==== PAGE EXCERPT
The Sundance Film Festival 2014 has concluded in Park City, Utah with a new crop of provocative, thought-provoking Indies. Say what you will about the festival’s long lines and sold-out premieres, Sundance still remains the top festival in the world for young filmmakers to break into Hollywood. Some of the top movie directors in the industry launched their careers at Sundance such as Steven Soderbergh (Sex, Lies and Videotape), Quentin Tarantino (Reservoir Dogs) and David O. Russell (Spanking the Monkey).
As festival director John Cooper announced at the onset, Sundance wanted to get back to their indie roots. Some criticize the festival has gone “Hollywood.” As cofounder of Sundance Robert Redford reminds us, “Storytellers broaden our minds, engage, provoke, inspire, and ultimately, connect us.
Sundance 2014 did not disappoint cinephiles. Out of over 4,000 feature film submissions, there were 100 world premieres this year. Here is my Top Ten Indie Films List to watch at a local art house theater near you.
========
==== EXTRACTED RECORDS
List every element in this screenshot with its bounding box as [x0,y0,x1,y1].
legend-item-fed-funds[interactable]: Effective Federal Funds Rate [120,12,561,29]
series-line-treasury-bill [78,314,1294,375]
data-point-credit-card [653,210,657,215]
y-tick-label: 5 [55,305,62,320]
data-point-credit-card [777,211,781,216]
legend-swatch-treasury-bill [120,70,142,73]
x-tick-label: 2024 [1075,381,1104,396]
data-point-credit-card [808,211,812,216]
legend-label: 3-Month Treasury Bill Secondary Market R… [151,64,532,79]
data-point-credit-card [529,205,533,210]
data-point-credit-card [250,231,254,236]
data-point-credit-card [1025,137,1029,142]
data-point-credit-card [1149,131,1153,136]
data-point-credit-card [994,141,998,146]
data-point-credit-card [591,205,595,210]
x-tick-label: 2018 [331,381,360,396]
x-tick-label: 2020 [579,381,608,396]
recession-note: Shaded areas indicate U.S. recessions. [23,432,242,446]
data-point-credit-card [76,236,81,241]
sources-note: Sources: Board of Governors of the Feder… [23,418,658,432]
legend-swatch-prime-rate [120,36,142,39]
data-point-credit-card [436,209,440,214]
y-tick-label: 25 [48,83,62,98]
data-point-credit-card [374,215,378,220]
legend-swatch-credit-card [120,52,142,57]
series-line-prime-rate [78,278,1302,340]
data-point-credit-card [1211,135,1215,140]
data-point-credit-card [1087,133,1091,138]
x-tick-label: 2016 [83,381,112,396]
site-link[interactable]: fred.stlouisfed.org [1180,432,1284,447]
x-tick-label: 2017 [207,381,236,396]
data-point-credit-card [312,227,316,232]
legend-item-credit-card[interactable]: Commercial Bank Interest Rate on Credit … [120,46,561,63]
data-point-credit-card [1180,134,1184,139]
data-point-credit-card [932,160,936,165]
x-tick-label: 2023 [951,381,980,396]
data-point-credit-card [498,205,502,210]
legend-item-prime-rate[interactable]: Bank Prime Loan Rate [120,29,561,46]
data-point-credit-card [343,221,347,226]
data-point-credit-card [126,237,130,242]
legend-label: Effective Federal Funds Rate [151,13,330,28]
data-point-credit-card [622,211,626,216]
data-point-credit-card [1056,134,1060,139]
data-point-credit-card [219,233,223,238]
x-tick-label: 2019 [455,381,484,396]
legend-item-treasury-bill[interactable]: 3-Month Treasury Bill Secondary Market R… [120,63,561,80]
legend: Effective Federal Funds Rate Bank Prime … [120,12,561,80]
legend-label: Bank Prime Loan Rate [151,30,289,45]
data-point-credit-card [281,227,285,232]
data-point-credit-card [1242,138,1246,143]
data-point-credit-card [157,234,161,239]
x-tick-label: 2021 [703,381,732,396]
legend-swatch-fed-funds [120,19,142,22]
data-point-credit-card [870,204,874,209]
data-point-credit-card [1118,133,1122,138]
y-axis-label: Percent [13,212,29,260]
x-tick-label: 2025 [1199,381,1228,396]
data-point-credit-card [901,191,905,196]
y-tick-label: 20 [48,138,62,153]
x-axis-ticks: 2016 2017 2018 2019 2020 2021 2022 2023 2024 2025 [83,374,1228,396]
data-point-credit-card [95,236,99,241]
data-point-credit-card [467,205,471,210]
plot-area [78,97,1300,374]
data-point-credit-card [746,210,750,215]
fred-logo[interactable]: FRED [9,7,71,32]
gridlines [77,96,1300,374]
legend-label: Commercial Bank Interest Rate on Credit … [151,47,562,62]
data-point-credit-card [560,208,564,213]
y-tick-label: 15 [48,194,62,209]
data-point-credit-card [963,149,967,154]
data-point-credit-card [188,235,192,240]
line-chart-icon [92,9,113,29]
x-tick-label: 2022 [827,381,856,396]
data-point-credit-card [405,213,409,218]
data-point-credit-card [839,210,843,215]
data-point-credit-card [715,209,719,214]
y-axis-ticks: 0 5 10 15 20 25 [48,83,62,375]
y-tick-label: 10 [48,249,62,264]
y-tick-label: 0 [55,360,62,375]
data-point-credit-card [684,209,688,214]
========
• _SET PROBLEM A_
Please rewrite the Sundance 2014 text from "As festival director" up to and including "ultimately, connect us.", changing "indie roots" to "independent roots".
• _SET PROBLEM B_
Answer these questions from the Sundance 2014 text:
(i) Where did the festival conclude?
(ii) Who is named as cofounder of Sundance?
(iii) How many world premieres were there this year?

• _OUTPUT A_
As festival director John Cooper announced at the onset, Sundance wanted to get back to their independent roots. Some criticize the festival has gone “Hollywood.” As cofounder of Sundance Robert Redford reminds us, “Storytellers broaden our minds, engage, provoke, inspire, and ultimately, connect us.

• _OUTPUT B_
(i) Park City, Utah
(ii) Robert Redford
(iii) 100